◆ Records shown
────────

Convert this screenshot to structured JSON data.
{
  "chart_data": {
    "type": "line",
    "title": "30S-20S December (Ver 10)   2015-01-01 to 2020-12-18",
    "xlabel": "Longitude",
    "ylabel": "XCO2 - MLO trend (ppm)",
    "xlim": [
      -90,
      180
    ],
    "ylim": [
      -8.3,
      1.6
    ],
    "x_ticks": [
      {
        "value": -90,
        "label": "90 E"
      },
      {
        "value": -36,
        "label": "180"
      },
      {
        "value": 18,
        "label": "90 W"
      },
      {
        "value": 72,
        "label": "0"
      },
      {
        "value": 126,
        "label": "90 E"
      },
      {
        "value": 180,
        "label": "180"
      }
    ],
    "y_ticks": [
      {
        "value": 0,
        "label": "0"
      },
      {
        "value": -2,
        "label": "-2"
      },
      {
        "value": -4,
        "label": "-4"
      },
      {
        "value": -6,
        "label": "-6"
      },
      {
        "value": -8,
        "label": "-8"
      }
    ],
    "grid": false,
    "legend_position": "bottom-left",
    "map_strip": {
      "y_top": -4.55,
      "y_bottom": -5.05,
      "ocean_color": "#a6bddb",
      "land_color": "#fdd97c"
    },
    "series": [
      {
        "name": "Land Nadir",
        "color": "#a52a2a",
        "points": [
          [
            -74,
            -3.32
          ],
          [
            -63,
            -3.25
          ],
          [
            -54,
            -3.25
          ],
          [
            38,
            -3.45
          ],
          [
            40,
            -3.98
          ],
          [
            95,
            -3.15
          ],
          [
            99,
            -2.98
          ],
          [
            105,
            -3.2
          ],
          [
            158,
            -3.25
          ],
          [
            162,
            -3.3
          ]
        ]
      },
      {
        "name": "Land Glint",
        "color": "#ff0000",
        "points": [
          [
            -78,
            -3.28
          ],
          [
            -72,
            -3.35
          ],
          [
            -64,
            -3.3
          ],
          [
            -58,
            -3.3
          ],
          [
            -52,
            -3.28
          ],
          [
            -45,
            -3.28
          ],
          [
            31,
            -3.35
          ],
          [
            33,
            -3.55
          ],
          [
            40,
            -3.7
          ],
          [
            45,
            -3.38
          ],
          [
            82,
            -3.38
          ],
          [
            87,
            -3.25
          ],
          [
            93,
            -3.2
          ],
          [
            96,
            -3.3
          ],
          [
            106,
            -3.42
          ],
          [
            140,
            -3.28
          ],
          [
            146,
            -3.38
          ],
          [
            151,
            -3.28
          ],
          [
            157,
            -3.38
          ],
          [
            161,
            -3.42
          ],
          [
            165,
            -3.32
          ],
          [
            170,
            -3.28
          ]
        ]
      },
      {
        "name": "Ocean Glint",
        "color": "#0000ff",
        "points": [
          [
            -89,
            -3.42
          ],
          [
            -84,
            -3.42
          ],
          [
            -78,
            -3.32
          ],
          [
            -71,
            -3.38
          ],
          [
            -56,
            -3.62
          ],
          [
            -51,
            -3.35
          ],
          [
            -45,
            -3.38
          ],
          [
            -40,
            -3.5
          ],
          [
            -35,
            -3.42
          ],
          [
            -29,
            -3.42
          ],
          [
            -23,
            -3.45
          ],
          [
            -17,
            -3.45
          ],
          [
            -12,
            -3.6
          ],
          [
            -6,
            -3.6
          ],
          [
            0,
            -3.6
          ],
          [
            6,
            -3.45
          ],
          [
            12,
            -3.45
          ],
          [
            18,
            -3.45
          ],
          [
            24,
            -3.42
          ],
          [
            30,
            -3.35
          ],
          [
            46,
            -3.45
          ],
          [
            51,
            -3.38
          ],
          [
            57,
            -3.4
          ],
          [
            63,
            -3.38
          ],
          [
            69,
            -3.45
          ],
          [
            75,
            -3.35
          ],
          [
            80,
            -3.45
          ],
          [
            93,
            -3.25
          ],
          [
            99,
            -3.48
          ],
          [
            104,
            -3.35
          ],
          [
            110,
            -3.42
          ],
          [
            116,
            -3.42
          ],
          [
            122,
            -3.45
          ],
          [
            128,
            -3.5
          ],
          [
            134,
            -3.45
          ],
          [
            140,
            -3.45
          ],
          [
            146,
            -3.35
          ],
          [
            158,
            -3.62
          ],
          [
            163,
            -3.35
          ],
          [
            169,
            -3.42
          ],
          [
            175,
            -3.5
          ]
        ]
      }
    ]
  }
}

────────

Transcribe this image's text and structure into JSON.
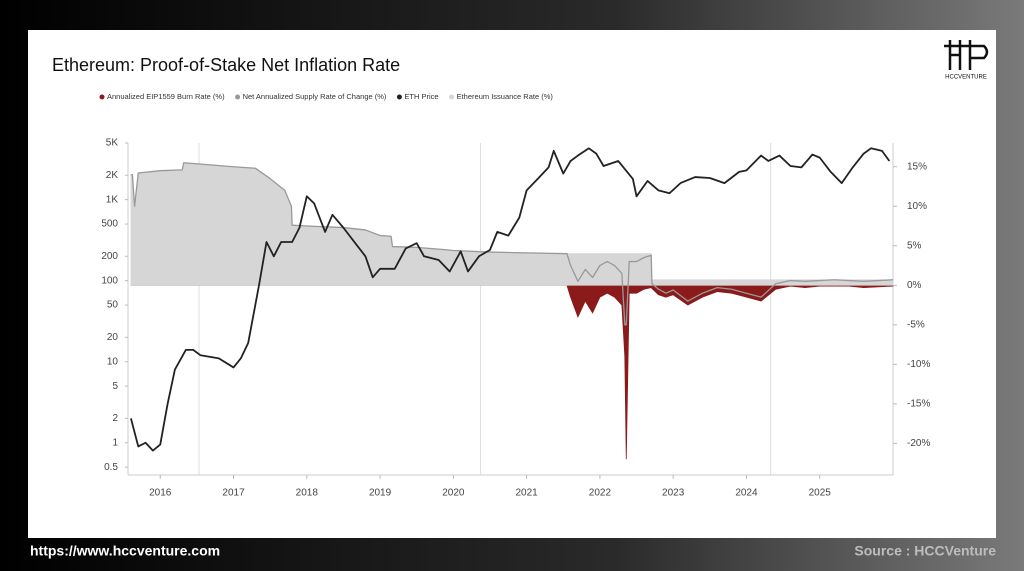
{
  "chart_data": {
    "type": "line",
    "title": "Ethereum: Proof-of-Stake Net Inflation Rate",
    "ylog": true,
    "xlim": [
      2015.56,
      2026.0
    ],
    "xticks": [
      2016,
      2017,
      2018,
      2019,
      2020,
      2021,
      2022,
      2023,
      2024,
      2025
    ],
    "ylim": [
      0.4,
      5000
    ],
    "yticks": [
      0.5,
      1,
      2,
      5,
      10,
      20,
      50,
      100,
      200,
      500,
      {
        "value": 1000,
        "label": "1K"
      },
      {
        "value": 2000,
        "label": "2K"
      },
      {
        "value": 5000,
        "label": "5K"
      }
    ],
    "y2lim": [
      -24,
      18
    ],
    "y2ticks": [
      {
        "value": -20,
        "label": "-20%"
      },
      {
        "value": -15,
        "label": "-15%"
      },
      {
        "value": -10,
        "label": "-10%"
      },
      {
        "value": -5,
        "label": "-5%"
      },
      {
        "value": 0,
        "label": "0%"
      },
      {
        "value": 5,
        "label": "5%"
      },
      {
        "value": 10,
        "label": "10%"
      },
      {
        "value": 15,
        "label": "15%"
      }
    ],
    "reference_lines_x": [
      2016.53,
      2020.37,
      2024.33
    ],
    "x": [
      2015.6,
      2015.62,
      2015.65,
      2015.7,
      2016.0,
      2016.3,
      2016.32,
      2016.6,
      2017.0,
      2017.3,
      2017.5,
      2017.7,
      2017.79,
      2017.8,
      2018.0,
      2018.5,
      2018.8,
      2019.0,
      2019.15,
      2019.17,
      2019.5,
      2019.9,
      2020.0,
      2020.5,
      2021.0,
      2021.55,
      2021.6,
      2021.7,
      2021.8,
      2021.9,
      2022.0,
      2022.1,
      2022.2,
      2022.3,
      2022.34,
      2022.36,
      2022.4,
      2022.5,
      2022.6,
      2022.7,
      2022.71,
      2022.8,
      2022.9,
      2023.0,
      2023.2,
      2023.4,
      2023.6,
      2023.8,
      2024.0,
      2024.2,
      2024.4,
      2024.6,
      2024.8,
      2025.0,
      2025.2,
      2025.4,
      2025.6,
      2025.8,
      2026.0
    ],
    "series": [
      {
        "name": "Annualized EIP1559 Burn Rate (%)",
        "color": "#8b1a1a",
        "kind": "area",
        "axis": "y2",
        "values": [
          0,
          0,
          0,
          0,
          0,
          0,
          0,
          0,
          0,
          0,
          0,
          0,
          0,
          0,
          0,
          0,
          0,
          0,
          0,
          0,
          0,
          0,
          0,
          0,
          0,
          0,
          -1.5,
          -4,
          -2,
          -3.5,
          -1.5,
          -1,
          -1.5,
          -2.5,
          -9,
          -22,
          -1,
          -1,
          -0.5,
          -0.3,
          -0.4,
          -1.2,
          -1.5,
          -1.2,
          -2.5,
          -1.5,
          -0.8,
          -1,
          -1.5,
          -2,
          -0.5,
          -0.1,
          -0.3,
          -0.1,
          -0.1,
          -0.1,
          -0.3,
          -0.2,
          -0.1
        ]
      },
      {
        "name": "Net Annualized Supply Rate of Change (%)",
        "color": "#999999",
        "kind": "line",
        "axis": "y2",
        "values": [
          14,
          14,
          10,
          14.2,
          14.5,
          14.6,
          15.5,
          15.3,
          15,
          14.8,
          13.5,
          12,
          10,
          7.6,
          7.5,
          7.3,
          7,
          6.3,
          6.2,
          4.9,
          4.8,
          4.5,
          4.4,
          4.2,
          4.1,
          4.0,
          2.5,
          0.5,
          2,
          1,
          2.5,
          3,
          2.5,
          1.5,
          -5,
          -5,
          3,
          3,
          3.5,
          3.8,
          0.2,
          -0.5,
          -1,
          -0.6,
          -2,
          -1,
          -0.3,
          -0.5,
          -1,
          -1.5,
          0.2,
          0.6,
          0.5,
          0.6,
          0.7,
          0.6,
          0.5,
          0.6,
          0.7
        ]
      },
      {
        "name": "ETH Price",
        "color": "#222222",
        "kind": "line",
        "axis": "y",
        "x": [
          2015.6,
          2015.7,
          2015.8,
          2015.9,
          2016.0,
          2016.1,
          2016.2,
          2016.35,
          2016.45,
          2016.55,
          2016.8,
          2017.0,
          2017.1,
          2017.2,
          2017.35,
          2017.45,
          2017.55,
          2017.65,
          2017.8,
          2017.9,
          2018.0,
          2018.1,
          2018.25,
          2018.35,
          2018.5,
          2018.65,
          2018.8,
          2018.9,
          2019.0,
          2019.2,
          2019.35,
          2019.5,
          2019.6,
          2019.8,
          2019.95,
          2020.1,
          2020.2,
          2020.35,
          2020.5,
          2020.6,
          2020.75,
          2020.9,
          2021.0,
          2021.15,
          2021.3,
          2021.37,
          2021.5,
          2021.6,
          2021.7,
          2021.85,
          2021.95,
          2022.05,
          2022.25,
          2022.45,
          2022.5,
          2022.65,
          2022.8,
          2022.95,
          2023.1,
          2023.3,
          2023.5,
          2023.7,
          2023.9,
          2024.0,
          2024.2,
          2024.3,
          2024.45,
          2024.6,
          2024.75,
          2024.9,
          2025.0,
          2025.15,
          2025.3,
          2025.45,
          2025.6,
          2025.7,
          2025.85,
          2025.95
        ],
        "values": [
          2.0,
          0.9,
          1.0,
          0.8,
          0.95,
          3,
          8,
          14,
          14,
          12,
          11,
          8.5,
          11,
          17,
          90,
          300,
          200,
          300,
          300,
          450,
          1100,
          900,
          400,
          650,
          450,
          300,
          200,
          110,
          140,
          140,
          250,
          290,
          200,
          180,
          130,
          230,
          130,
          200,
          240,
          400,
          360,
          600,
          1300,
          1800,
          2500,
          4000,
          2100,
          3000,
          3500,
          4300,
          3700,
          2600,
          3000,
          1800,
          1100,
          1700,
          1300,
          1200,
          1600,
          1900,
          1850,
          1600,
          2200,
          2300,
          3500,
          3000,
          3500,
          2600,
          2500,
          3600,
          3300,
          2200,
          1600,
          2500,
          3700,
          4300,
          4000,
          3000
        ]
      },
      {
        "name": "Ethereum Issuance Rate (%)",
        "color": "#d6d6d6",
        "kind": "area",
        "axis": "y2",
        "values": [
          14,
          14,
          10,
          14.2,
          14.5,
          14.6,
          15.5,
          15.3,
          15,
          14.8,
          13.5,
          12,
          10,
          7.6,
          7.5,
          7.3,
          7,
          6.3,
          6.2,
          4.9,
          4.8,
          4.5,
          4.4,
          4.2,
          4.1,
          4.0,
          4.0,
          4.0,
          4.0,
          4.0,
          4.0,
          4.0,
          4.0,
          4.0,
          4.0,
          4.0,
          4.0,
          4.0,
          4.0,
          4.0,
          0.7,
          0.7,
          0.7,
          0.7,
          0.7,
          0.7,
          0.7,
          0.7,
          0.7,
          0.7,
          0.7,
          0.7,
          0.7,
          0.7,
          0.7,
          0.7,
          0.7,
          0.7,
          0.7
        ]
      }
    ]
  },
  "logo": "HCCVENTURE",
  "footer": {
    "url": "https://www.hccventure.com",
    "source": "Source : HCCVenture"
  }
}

────────

◆ Exercise description
Count the lines in the entries that hold the word "Annualized", and give nothing but the total.

◆ Answer in full
2